## Work to be completed
Filtering the records below, copy only those lines that include the word "Svit".

***

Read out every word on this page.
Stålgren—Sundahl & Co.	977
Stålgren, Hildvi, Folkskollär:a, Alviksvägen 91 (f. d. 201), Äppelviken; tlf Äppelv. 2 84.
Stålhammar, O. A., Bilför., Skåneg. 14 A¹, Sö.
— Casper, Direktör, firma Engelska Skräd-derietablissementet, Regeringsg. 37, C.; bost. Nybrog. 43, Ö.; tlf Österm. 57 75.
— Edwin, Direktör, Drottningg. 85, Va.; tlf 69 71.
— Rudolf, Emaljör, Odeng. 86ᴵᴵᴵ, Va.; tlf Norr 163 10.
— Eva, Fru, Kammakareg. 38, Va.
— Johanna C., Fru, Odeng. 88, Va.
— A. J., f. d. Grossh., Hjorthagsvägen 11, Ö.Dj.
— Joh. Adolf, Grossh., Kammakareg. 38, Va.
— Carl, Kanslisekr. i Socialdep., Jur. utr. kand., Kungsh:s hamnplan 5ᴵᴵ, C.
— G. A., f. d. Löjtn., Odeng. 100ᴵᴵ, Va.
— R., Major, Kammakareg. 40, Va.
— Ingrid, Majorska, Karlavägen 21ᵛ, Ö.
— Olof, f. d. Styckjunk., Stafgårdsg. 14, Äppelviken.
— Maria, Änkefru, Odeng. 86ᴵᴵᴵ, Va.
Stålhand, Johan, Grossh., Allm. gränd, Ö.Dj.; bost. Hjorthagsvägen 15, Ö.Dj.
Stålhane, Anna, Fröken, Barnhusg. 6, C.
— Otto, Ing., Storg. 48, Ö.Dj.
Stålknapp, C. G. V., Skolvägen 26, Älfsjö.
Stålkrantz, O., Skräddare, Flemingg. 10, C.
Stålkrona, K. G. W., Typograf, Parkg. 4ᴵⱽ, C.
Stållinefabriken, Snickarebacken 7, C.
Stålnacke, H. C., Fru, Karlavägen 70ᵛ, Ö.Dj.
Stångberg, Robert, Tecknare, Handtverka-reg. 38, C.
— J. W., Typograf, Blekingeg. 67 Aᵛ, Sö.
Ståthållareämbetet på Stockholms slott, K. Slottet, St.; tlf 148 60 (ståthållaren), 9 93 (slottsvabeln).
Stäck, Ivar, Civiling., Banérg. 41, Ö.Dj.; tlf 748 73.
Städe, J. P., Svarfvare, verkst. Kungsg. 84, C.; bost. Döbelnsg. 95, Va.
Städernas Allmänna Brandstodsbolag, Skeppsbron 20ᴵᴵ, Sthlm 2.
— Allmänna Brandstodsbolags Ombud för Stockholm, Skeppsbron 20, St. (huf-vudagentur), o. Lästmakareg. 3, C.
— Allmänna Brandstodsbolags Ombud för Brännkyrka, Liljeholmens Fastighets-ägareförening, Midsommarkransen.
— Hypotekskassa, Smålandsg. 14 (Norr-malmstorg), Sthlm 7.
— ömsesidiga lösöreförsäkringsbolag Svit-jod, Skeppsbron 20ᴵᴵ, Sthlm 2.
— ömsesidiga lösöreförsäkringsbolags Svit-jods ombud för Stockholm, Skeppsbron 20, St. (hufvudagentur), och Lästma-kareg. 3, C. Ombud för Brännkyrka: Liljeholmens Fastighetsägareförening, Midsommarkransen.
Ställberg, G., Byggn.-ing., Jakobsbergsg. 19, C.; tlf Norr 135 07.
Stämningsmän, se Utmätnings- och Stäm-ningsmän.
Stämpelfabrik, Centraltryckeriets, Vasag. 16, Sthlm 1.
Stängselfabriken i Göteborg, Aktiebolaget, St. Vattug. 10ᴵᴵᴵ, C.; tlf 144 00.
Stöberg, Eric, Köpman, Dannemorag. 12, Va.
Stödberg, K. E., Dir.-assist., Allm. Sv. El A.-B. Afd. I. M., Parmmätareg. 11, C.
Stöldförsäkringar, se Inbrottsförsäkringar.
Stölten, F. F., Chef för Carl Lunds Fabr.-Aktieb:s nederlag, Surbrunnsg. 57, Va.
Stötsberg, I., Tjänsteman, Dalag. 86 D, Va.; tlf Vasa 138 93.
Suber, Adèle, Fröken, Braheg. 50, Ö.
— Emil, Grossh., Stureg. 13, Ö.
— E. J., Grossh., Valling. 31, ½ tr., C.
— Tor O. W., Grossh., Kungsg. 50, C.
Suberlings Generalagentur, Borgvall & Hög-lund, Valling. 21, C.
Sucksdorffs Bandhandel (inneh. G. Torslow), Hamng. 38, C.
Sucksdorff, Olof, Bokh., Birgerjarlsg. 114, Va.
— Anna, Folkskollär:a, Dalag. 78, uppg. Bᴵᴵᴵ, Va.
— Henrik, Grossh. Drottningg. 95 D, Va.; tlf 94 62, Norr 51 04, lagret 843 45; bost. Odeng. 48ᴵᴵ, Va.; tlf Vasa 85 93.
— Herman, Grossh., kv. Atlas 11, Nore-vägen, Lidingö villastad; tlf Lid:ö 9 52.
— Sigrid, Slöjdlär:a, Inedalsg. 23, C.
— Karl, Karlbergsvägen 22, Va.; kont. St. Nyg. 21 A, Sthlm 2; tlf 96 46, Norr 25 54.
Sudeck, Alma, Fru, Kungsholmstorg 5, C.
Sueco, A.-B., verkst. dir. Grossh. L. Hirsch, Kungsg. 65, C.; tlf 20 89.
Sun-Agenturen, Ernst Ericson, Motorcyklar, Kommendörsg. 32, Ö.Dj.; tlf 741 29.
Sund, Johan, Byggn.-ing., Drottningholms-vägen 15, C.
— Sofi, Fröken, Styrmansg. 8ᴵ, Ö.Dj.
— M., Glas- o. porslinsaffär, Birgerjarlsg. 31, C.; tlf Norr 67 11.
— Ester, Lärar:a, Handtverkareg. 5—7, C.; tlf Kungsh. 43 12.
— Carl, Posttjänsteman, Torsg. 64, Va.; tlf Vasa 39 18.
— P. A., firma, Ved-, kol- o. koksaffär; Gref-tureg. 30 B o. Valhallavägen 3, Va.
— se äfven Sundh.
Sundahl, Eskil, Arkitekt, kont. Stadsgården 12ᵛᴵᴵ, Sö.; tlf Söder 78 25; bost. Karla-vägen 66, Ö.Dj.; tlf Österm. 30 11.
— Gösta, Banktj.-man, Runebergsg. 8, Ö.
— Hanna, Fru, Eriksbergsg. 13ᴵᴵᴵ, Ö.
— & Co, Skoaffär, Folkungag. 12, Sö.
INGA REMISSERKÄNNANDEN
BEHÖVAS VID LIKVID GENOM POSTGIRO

***

## Exercise answer
— ömsesidiga lösöreförsäkringsbolag Svit-jod, Skeppsbron 20ᴵᴵ, Sthlm 2.
— ömsesidiga lösöreförsäkringsbolags Svit-jods ombud för Stockholm, Skeppsbron 20, St. (hufvudagentur), och Lästma-kareg. 3, C. Ombud för Brännkyrka: Liljeholmens Fastighetsägareförening, Midsommarkransen.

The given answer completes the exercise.